### PROBLEM DETAILS
State how many lines hold the string "other". Give the number and nothing else.

### PROVIDED INFORMATION
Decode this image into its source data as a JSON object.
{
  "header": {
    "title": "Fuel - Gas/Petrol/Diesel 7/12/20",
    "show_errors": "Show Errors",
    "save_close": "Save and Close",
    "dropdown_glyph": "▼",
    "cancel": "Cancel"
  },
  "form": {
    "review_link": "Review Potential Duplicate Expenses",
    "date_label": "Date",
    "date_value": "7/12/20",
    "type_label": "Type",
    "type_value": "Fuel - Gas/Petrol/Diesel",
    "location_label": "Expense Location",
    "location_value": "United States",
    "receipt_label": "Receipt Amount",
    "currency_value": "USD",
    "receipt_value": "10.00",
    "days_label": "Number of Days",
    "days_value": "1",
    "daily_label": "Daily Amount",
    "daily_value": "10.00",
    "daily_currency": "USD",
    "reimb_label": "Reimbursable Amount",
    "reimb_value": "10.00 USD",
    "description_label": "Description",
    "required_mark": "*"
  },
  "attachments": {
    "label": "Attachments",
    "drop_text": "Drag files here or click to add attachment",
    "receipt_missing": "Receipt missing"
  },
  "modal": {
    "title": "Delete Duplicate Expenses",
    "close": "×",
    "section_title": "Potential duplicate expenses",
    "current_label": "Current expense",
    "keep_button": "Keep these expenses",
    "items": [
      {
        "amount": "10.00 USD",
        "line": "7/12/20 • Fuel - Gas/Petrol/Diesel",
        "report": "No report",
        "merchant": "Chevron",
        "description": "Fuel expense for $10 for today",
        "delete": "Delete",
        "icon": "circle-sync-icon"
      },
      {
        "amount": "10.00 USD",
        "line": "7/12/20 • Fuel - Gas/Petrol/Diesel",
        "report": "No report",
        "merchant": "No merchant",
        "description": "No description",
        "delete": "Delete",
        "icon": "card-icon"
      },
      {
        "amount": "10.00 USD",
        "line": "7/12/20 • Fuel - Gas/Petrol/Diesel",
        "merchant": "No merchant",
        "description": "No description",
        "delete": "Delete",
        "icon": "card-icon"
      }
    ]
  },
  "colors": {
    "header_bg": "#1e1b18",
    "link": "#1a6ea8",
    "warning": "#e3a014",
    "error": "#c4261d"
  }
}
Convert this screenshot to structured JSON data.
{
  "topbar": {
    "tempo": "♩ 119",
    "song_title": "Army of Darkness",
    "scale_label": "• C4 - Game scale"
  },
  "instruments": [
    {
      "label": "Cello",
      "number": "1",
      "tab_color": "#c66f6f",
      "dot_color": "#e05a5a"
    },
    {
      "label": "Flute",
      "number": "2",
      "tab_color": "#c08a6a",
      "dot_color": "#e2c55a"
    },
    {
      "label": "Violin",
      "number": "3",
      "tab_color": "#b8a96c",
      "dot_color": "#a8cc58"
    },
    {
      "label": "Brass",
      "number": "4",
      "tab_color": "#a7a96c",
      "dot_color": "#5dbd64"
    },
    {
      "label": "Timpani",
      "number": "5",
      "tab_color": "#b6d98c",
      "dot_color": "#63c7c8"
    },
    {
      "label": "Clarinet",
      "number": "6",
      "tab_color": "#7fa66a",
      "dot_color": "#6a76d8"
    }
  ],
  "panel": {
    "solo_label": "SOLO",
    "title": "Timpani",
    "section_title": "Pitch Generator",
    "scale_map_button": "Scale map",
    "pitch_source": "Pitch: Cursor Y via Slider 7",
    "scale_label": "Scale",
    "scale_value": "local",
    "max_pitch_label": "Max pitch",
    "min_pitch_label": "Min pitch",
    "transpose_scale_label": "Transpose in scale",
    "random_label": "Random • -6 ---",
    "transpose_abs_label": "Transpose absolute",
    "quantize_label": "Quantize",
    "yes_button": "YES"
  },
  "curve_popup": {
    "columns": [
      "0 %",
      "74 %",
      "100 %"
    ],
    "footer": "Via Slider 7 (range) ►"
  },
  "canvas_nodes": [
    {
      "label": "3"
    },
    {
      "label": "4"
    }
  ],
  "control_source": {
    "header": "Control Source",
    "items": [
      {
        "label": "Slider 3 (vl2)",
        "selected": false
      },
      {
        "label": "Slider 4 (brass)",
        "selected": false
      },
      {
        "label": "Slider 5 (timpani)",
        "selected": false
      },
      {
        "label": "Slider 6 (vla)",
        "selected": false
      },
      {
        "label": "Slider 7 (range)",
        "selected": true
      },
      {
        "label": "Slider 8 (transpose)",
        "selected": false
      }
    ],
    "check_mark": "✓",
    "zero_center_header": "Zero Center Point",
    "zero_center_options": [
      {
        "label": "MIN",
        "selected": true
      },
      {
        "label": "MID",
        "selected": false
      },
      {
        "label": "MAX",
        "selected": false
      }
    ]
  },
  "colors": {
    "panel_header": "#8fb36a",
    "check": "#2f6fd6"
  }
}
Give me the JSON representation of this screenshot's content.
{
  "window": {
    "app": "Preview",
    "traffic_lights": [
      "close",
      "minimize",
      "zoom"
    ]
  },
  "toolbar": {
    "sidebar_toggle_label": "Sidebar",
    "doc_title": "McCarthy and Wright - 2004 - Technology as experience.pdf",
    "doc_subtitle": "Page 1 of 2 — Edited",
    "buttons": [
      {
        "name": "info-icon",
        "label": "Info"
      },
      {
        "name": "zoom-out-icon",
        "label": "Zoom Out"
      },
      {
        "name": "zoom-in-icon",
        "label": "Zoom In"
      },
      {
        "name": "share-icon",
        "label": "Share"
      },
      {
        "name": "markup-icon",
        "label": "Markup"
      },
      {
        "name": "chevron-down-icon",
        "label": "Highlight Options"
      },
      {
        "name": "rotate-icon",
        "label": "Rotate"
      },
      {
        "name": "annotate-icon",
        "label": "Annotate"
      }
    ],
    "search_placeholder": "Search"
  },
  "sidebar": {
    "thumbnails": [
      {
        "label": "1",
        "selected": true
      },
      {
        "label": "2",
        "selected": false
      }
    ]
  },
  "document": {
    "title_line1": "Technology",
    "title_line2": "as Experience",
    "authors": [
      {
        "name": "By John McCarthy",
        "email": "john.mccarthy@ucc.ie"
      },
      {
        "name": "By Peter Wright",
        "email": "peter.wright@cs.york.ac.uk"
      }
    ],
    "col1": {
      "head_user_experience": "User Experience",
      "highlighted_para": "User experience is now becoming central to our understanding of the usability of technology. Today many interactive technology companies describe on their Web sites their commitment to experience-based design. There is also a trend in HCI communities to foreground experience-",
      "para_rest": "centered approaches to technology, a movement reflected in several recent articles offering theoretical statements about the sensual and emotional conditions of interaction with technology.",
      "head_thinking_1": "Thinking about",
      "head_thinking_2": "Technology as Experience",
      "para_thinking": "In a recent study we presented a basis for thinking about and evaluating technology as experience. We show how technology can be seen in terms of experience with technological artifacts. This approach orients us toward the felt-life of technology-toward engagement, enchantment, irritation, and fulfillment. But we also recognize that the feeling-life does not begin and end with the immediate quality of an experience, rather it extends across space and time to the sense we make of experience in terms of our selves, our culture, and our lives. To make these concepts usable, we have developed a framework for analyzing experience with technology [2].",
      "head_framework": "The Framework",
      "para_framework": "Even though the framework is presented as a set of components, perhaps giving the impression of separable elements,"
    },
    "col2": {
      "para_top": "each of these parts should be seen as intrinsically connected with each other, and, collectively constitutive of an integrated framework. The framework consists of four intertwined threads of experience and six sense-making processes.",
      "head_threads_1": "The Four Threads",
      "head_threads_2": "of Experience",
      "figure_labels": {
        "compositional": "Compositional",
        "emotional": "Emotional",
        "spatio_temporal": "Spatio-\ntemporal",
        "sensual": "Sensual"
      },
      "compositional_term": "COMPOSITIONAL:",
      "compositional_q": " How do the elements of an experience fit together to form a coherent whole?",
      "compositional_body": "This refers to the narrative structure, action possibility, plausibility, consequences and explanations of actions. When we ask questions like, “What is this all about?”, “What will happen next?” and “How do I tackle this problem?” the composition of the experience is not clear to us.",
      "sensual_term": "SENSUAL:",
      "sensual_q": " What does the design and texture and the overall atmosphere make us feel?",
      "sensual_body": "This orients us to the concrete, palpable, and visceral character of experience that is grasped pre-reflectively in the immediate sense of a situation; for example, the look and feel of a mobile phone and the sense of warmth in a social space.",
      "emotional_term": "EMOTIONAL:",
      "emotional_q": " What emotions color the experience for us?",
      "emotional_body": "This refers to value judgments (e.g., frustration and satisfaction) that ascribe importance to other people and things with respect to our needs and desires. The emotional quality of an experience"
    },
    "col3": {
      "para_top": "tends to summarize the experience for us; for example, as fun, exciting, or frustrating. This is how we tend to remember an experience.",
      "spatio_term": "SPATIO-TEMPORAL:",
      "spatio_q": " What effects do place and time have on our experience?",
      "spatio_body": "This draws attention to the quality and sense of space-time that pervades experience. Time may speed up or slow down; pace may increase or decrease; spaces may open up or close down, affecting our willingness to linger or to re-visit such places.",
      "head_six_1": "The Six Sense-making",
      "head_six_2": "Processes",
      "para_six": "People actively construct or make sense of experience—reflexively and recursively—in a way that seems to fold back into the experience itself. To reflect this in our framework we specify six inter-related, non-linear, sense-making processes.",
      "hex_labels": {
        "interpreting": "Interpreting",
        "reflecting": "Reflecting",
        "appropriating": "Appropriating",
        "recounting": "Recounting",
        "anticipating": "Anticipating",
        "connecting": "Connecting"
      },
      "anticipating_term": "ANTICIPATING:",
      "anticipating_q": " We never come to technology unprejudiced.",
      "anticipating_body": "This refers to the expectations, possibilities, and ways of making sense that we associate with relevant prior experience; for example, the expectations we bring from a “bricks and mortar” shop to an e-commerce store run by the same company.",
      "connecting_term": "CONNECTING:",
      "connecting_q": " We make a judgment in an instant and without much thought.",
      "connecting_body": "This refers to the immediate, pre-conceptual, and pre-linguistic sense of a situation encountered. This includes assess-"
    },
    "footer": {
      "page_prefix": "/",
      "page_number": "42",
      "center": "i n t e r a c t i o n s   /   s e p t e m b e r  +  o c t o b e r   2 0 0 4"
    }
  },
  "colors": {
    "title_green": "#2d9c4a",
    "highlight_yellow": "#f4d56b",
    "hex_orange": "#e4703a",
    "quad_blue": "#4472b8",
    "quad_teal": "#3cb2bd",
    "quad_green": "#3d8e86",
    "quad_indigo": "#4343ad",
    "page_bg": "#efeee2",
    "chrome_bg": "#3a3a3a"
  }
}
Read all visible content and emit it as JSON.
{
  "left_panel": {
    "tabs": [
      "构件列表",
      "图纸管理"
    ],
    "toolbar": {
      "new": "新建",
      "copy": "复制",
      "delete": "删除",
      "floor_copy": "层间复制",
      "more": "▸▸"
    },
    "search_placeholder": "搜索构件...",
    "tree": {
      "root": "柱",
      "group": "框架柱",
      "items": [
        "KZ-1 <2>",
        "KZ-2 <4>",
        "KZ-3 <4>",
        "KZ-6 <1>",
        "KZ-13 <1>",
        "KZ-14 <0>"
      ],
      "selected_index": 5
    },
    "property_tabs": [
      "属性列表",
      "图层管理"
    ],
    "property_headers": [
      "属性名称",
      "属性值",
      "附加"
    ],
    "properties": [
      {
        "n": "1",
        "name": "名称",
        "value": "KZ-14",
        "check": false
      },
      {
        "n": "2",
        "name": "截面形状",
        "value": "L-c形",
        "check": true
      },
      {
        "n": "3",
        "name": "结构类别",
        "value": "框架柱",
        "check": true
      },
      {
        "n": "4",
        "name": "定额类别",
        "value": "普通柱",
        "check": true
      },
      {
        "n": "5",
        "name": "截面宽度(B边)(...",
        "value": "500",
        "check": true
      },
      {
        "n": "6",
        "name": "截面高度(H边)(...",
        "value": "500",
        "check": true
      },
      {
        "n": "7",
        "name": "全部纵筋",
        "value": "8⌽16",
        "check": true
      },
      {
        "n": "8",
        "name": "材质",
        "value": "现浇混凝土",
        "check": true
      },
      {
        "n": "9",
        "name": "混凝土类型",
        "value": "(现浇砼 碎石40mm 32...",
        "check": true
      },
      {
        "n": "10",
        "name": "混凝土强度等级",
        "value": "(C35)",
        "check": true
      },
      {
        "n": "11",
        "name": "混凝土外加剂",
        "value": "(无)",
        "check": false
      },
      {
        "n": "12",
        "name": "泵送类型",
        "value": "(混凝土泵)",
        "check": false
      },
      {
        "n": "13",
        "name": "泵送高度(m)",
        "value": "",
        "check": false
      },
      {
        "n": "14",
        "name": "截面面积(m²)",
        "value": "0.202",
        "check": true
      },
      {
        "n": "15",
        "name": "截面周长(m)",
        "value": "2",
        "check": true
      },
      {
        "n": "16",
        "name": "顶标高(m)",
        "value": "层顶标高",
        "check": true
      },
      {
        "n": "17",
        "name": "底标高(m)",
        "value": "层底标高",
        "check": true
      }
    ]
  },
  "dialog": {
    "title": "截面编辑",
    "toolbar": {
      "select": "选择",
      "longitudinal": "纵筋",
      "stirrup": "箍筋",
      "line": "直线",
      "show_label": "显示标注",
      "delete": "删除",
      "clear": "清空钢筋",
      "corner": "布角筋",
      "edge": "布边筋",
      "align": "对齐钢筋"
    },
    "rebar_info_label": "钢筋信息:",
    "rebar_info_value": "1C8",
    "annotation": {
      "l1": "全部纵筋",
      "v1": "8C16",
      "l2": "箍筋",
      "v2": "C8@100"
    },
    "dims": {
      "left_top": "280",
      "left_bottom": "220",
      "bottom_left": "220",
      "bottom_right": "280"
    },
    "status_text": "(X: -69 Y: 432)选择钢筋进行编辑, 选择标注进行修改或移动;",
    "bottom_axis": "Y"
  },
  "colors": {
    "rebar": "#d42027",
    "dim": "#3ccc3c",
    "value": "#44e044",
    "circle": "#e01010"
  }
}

### RESPONSE TO THE TASK
2